==== Supplied data ====

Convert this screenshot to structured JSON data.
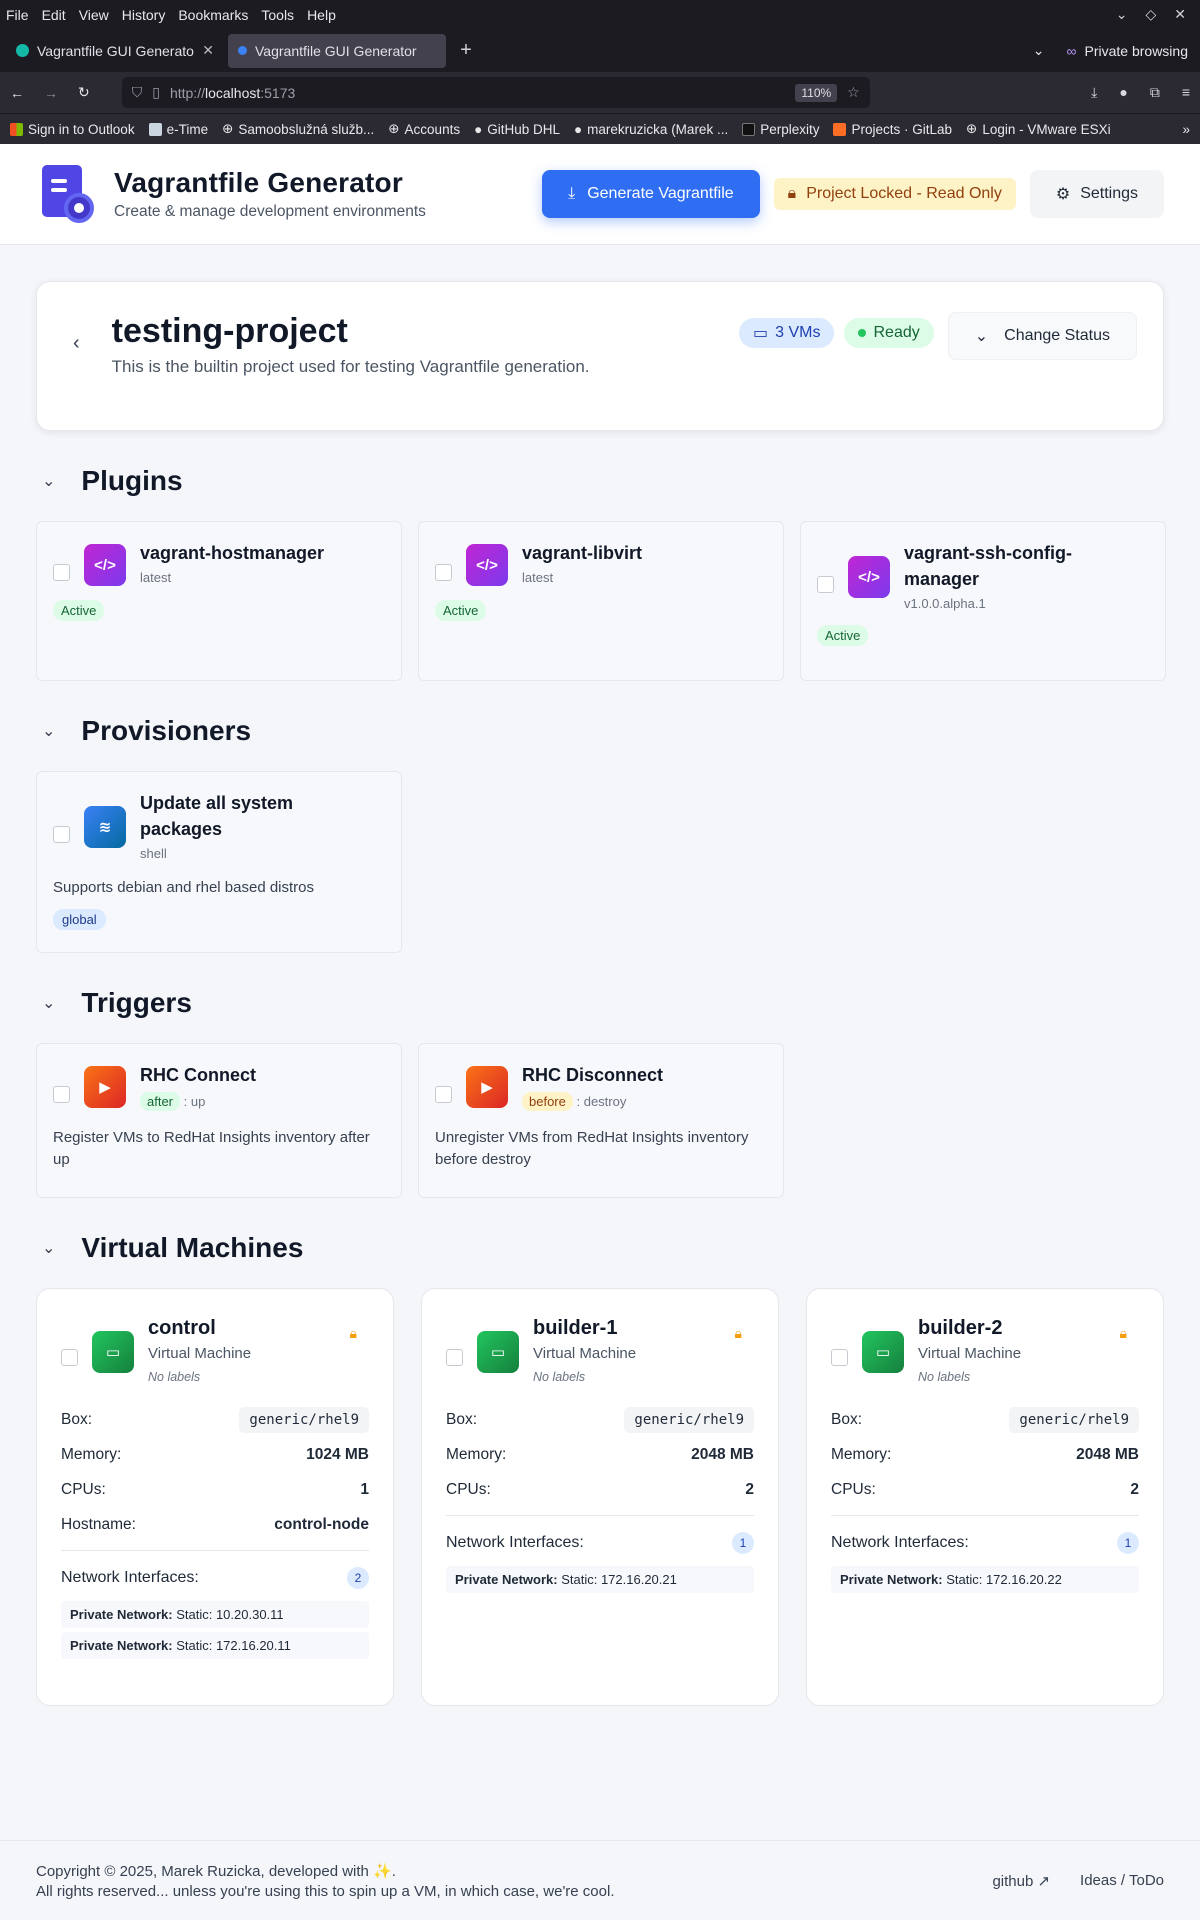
{
  "browser": {
    "menu": [
      "File",
      "Edit",
      "View",
      "History",
      "Bookmarks",
      "Tools",
      "Help"
    ],
    "tabs": [
      {
        "title": "Vagrantfile GUI Generator",
        "active": false
      },
      {
        "title": "Vagrantfile GUI Generator",
        "active": true
      }
    ],
    "private_label": "Private browsing",
    "url_host": "http://",
    "url_domain": "localhost",
    "url_port": ":5173",
    "zoom": "110%",
    "bookmarks": [
      "Sign in to Outlook",
      "e-Time",
      "Samoobslužná služb...",
      "Accounts",
      "GitHub DHL",
      "marekruzicka (Marek ...",
      "Perplexity",
      "Projects · GitLab",
      "Login - VMware ESXi"
    ]
  },
  "header": {
    "title": "Vagrantfile Generator",
    "subtitle": "Create & manage development environments",
    "generate_label": "Generate Vagrantfile",
    "locked_label": "Project Locked - Read Only",
    "settings_label": "Settings"
  },
  "project": {
    "name": "testing-project",
    "description": "This is the builtin project used for testing Vagrantfile generation.",
    "vms_badge": "3 VMs",
    "status": "Ready",
    "change_status_label": "Change Status"
  },
  "sections": {
    "plugins": "Plugins",
    "provisioners": "Provisioners",
    "triggers": "Triggers",
    "vms": "Virtual Machines"
  },
  "plugins": [
    {
      "name": "vagrant-hostmanager",
      "version": "latest",
      "status": "Active"
    },
    {
      "name": "vagrant-libvirt",
      "version": "latest",
      "status": "Active"
    },
    {
      "name": "vagrant-ssh-config-manager",
      "version": "v1.0.0.alpha.1",
      "status": "Active"
    }
  ],
  "provisioners": [
    {
      "name": "Update all system packages",
      "type": "shell",
      "description": "Supports debian and rhel based distros",
      "scope": "global"
    }
  ],
  "triggers": [
    {
      "name": "RHC Connect",
      "when": "after",
      "action": ": up",
      "description": "Register VMs to RedHat Insights inventory after up"
    },
    {
      "name": "RHC Disconnect",
      "when": "before",
      "action": ": destroy",
      "description": "Unregister VMs from RedHat Insights inventory before destroy"
    }
  ],
  "vm_labels": {
    "type": "Virtual Machine",
    "no_labels": "No labels",
    "box": "Box:",
    "memory": "Memory:",
    "cpus": "CPUs:",
    "hostname": "Hostname:",
    "network": "Network Interfaces:"
  },
  "vms": [
    {
      "name": "control",
      "box": "generic/rhel9",
      "memory": "1024 MB",
      "cpus": "1",
      "hostname": "control-node",
      "net_count": "2",
      "nets": [
        {
          "label": "Private Network:",
          "value": "Static: 10.20.30.11"
        },
        {
          "label": "Private Network:",
          "value": "Static: 172.16.20.11"
        }
      ]
    },
    {
      "name": "builder-1",
      "box": "generic/rhel9",
      "memory": "2048 MB",
      "cpus": "2",
      "net_count": "1",
      "nets": [
        {
          "label": "Private Network:",
          "value": "Static: 172.16.20.21"
        }
      ]
    },
    {
      "name": "builder-2",
      "box": "generic/rhel9",
      "memory": "2048 MB",
      "cpus": "2",
      "net_count": "1",
      "nets": [
        {
          "label": "Private Network:",
          "value": "Static: 172.16.20.22"
        }
      ]
    }
  ],
  "footer": {
    "line1": "Copyright © 2025, Marek Ruzicka, developed with ✨.",
    "line2": "All rights reserved... unless you're using this to spin up a VM, in which case, we're cool.",
    "github": "github ↗",
    "ideas": "Ideas / ToDo"
  }
}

====

What to do: Quote every entry exactly, with the pictures omitted.

Complete answer:
Convert this screenshot to structured JSON data.
{
  "browser": {
    "menu": [
      "File",
      "Edit",
      "View",
      "History",
      "Bookmarks",
      "Tools",
      "Help"
    ],
    "tabs": [
      {
        "title": "Vagrantfile GUI Generator",
        "active": false
      },
      {
        "title": "Vagrantfile GUI Generator",
        "active": true
      }
    ],
    "private_label": "Private browsing",
    "url_host": "http://",
    "url_domain": "localhost",
    "url_port": ":5173",
    "zoom": "110%",
    "bookmarks": [
      "Sign in to Outlook",
      "e-Time",
      "Samoobslužná služb...",
      "Accounts",
      "GitHub DHL",
      "marekruzicka (Marek ...",
      "Perplexity",
      "Projects · GitLab",
      "Login - VMware ESXi"
    ]
  },
  "header": {
    "title": "Vagrantfile Generator",
    "subtitle": "Create & manage development environments",
    "generate_label": "Generate Vagrantfile",
    "locked_label": "Project Locked - Read Only",
    "settings_label": "Settings"
  },
  "project": {
    "name": "testing-project",
    "description": "This is the builtin project used for testing Vagrantfile generation.",
    "vms_badge": "3 VMs",
    "status": "Ready",
    "change_status_label": "Change Status"
  },
  "sections": {
    "plugins": "Plugins",
    "provisioners": "Provisioners",
    "triggers": "Triggers",
    "vms": "Virtual Machines"
  },
  "plugins": [
    {
      "name": "vagrant-hostmanager",
      "version": "latest",
      "status": "Active"
    },
    {
      "name": "vagrant-libvirt",
      "version": "latest",
      "status": "Active"
    },
    {
      "name": "vagrant-ssh-config-manager",
      "version": "v1.0.0.alpha.1",
      "status": "Active"
    }
  ],
  "provisioners": [
    {
      "name": "Update all system packages",
      "type": "shell",
      "description": "Supports debian and rhel based distros",
      "scope": "global"
    }
  ],
  "triggers": [
    {
      "name": "RHC Connect",
      "when": "after",
      "action": ": up",
      "description": "Register VMs to RedHat Insights inventory after up"
    },
    {
      "name": "RHC Disconnect",
      "when": "before",
      "action": ": destroy",
      "description": "Unregister VMs from RedHat Insights inventory before destroy"
    }
  ],
  "vm_labels": {
    "type": "Virtual Machine",
    "no_labels": "No labels",
    "box": "Box:",
    "memory": "Memory:",
    "cpus": "CPUs:",
    "hostname": "Hostname:",
    "network": "Network Interfaces:"
  },
  "vms": [
    {
      "name": "control",
      "box": "generic/rhel9",
      "memory": "1024 MB",
      "cpus": "1",
      "hostname": "control-node",
      "net_count": "2",
      "nets": [
        {
          "label": "Private Network:",
          "value": "Static: 10.20.30.11"
        },
        {
          "label": "Private Network:",
          "value": "Static: 172.16.20.11"
        }
      ]
    },
    {
      "name": "builder-1",
      "box": "generic/rhel9",
      "memory": "2048 MB",
      "cpus": "2",
      "net_count": "1",
      "nets": [
        {
          "label": "Private Network:",
          "value": "Static: 172.16.20.21"
        }
      ]
    },
    {
      "name": "builder-2",
      "box": "generic/rhel9",
      "memory": "2048 MB",
      "cpus": "2",
      "net_count": "1",
      "nets": [
        {
          "label": "Private Network:",
          "value": "Static: 172.16.20.22"
        }
      ]
    }
  ],
  "footer": {
    "line1": "Copyright © 2025, Marek Ruzicka, developed with ✨.",
    "line2": "All rights reserved... unless you're using this to spin up a VM, in which case, we're cool.",
    "github": "github ↗",
    "ideas": "Ideas / ToDo"
  }
}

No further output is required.